>> start
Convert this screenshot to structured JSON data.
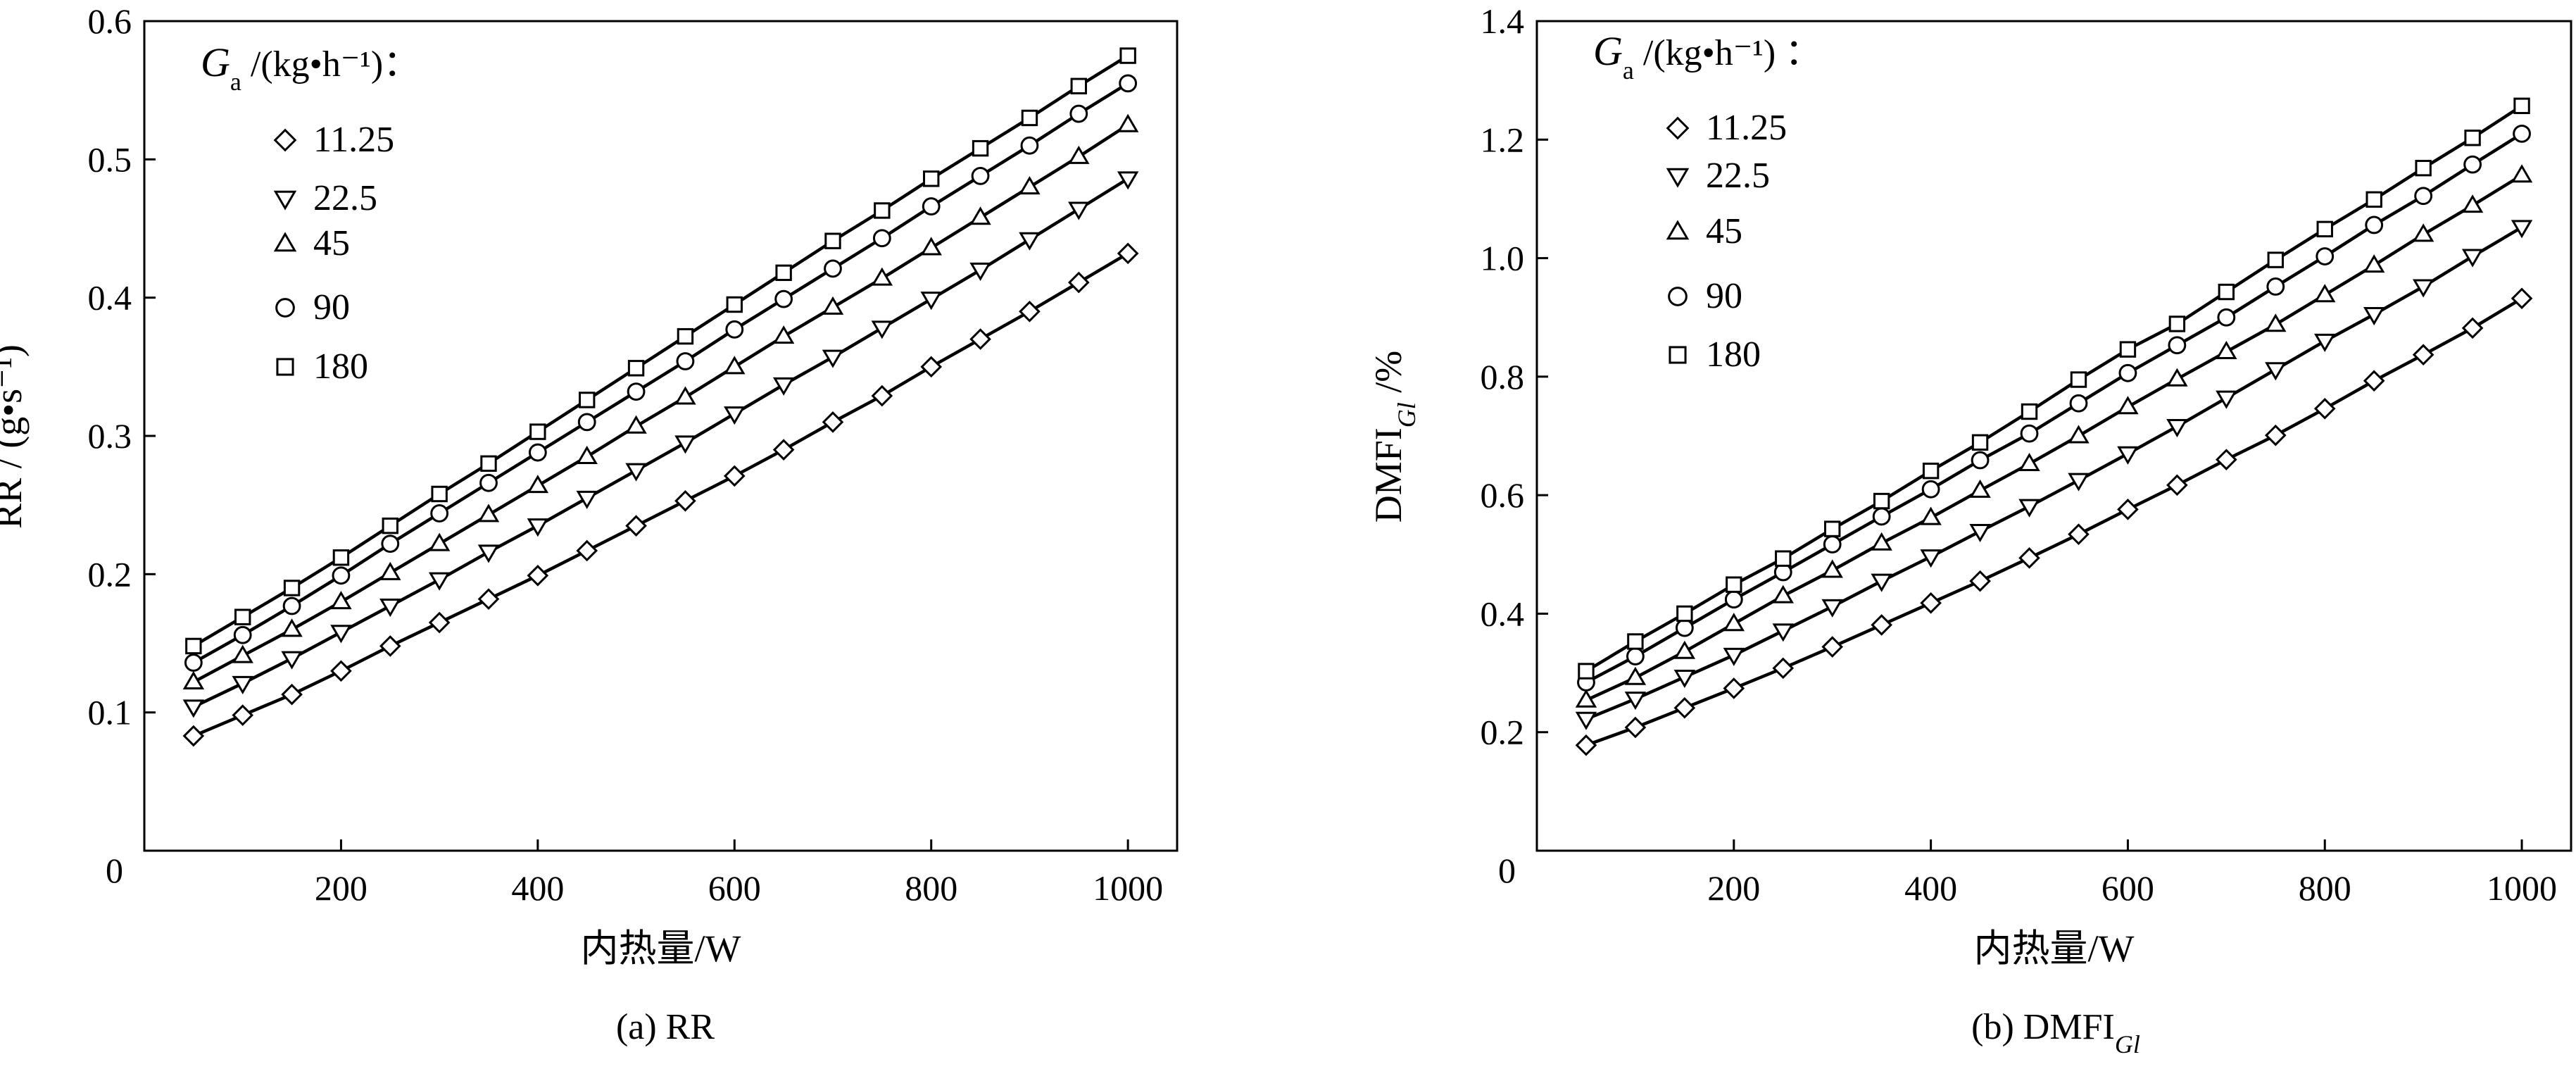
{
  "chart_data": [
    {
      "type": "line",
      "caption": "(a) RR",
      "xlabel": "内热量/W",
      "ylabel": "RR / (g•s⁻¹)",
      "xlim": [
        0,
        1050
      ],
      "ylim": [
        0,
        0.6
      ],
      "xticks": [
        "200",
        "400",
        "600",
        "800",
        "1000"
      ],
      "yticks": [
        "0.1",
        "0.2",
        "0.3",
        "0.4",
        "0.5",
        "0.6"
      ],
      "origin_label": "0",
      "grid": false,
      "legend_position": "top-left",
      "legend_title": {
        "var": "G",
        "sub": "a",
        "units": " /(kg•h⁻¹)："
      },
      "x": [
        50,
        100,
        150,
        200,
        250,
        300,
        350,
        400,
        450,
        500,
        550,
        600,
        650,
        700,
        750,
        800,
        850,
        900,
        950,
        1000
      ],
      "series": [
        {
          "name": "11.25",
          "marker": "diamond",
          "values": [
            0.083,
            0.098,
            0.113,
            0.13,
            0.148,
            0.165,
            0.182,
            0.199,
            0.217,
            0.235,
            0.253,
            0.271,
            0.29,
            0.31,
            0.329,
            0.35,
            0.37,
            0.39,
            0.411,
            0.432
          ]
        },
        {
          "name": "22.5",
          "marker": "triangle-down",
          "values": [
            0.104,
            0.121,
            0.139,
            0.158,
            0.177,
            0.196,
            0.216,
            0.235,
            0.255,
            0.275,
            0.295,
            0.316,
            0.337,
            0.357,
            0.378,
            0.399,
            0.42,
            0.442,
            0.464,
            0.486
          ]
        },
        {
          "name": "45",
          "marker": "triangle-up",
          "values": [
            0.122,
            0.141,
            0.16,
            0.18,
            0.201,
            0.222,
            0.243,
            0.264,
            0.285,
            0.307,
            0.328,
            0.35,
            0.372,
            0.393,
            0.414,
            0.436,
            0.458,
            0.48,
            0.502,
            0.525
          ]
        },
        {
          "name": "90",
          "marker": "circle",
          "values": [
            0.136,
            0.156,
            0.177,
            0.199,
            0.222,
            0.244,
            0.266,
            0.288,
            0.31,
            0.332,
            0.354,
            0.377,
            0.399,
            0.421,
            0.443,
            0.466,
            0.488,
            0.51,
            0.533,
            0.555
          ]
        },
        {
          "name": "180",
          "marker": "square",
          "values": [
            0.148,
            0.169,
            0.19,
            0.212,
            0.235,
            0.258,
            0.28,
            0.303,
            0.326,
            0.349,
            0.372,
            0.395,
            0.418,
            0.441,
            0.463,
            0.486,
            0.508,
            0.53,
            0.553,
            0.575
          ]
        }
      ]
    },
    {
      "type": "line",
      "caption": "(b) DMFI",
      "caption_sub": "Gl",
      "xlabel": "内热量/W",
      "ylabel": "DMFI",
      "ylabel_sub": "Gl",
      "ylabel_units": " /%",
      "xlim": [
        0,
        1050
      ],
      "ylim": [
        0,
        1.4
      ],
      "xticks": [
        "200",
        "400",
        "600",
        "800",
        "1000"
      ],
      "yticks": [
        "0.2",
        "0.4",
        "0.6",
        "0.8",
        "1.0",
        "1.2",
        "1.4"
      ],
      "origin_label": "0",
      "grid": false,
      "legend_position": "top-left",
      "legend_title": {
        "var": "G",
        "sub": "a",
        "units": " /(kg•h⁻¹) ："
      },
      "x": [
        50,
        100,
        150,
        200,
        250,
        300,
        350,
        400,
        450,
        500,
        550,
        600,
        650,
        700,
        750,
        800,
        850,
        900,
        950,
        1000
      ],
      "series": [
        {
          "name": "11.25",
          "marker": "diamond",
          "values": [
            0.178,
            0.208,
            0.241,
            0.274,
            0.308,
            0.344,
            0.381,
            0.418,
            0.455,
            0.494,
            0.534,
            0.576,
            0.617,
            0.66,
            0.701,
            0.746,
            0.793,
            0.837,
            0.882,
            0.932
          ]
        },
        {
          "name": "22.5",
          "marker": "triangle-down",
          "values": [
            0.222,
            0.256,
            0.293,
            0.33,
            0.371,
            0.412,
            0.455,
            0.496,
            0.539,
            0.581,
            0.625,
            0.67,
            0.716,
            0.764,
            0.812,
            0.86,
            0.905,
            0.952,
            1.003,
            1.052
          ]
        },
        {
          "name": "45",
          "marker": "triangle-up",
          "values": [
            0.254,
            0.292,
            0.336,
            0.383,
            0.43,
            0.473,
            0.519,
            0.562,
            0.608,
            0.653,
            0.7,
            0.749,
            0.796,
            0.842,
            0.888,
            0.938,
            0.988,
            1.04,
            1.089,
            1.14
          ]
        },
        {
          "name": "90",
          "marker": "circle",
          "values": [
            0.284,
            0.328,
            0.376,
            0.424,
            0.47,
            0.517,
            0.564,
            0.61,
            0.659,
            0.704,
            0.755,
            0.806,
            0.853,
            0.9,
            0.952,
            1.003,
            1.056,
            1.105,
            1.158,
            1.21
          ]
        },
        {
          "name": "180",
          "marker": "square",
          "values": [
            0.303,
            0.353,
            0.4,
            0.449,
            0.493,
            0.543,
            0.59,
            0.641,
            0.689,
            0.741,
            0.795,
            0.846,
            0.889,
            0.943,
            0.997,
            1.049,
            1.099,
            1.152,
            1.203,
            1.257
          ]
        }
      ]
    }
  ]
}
>> end
— Task to carry out —
Skip the pictures, then retype every line above exactly.

— Answer to this problem —
Convert this screenshot to structured JSON data.
{
  "chart_data": [
    {
      "type": "line",
      "caption": "(a) RR",
      "xlabel": "内热量/W",
      "ylabel": "RR / (g•s⁻¹)",
      "xlim": [
        0,
        1050
      ],
      "ylim": [
        0,
        0.6
      ],
      "xticks": [
        "200",
        "400",
        "600",
        "800",
        "1000"
      ],
      "yticks": [
        "0.1",
        "0.2",
        "0.3",
        "0.4",
        "0.5",
        "0.6"
      ],
      "origin_label": "0",
      "grid": false,
      "legend_position": "top-left",
      "legend_title": {
        "var": "G",
        "sub": "a",
        "units": " /(kg•h⁻¹)："
      },
      "x": [
        50,
        100,
        150,
        200,
        250,
        300,
        350,
        400,
        450,
        500,
        550,
        600,
        650,
        700,
        750,
        800,
        850,
        900,
        950,
        1000
      ],
      "series": [
        {
          "name": "11.25",
          "marker": "diamond",
          "values": [
            0.083,
            0.098,
            0.113,
            0.13,
            0.148,
            0.165,
            0.182,
            0.199,
            0.217,
            0.235,
            0.253,
            0.271,
            0.29,
            0.31,
            0.329,
            0.35,
            0.37,
            0.39,
            0.411,
            0.432
          ]
        },
        {
          "name": "22.5",
          "marker": "triangle-down",
          "values": [
            0.104,
            0.121,
            0.139,
            0.158,
            0.177,
            0.196,
            0.216,
            0.235,
            0.255,
            0.275,
            0.295,
            0.316,
            0.337,
            0.357,
            0.378,
            0.399,
            0.42,
            0.442,
            0.464,
            0.486
          ]
        },
        {
          "name": "45",
          "marker": "triangle-up",
          "values": [
            0.122,
            0.141,
            0.16,
            0.18,
            0.201,
            0.222,
            0.243,
            0.264,
            0.285,
            0.307,
            0.328,
            0.35,
            0.372,
            0.393,
            0.414,
            0.436,
            0.458,
            0.48,
            0.502,
            0.525
          ]
        },
        {
          "name": "90",
          "marker": "circle",
          "values": [
            0.136,
            0.156,
            0.177,
            0.199,
            0.222,
            0.244,
            0.266,
            0.288,
            0.31,
            0.332,
            0.354,
            0.377,
            0.399,
            0.421,
            0.443,
            0.466,
            0.488,
            0.51,
            0.533,
            0.555
          ]
        },
        {
          "name": "180",
          "marker": "square",
          "values": [
            0.148,
            0.169,
            0.19,
            0.212,
            0.235,
            0.258,
            0.28,
            0.303,
            0.326,
            0.349,
            0.372,
            0.395,
            0.418,
            0.441,
            0.463,
            0.486,
            0.508,
            0.53,
            0.553,
            0.575
          ]
        }
      ]
    },
    {
      "type": "line",
      "caption": "(b) DMFI",
      "caption_sub": "Gl",
      "xlabel": "内热量/W",
      "ylabel": "DMFI",
      "ylabel_sub": "Gl",
      "ylabel_units": " /%",
      "xlim": [
        0,
        1050
      ],
      "ylim": [
        0,
        1.4
      ],
      "xticks": [
        "200",
        "400",
        "600",
        "800",
        "1000"
      ],
      "yticks": [
        "0.2",
        "0.4",
        "0.6",
        "0.8",
        "1.0",
        "1.2",
        "1.4"
      ],
      "origin_label": "0",
      "grid": false,
      "legend_position": "top-left",
      "legend_title": {
        "var": "G",
        "sub": "a",
        "units": " /(kg•h⁻¹) ："
      },
      "x": [
        50,
        100,
        150,
        200,
        250,
        300,
        350,
        400,
        450,
        500,
        550,
        600,
        650,
        700,
        750,
        800,
        850,
        900,
        950,
        1000
      ],
      "series": [
        {
          "name": "11.25",
          "marker": "diamond",
          "values": [
            0.178,
            0.208,
            0.241,
            0.274,
            0.308,
            0.344,
            0.381,
            0.418,
            0.455,
            0.494,
            0.534,
            0.576,
            0.617,
            0.66,
            0.701,
            0.746,
            0.793,
            0.837,
            0.882,
            0.932
          ]
        },
        {
          "name": "22.5",
          "marker": "triangle-down",
          "values": [
            0.222,
            0.256,
            0.293,
            0.33,
            0.371,
            0.412,
            0.455,
            0.496,
            0.539,
            0.581,
            0.625,
            0.67,
            0.716,
            0.764,
            0.812,
            0.86,
            0.905,
            0.952,
            1.003,
            1.052
          ]
        },
        {
          "name": "45",
          "marker": "triangle-up",
          "values": [
            0.254,
            0.292,
            0.336,
            0.383,
            0.43,
            0.473,
            0.519,
            0.562,
            0.608,
            0.653,
            0.7,
            0.749,
            0.796,
            0.842,
            0.888,
            0.938,
            0.988,
            1.04,
            1.089,
            1.14
          ]
        },
        {
          "name": "90",
          "marker": "circle",
          "values": [
            0.284,
            0.328,
            0.376,
            0.424,
            0.47,
            0.517,
            0.564,
            0.61,
            0.659,
            0.704,
            0.755,
            0.806,
            0.853,
            0.9,
            0.952,
            1.003,
            1.056,
            1.105,
            1.158,
            1.21
          ]
        },
        {
          "name": "180",
          "marker": "square",
          "values": [
            0.303,
            0.353,
            0.4,
            0.449,
            0.493,
            0.543,
            0.59,
            0.641,
            0.689,
            0.741,
            0.795,
            0.846,
            0.889,
            0.943,
            0.997,
            1.049,
            1.099,
            1.152,
            1.203,
            1.257
          ]
        }
      ]
    }
  ]
}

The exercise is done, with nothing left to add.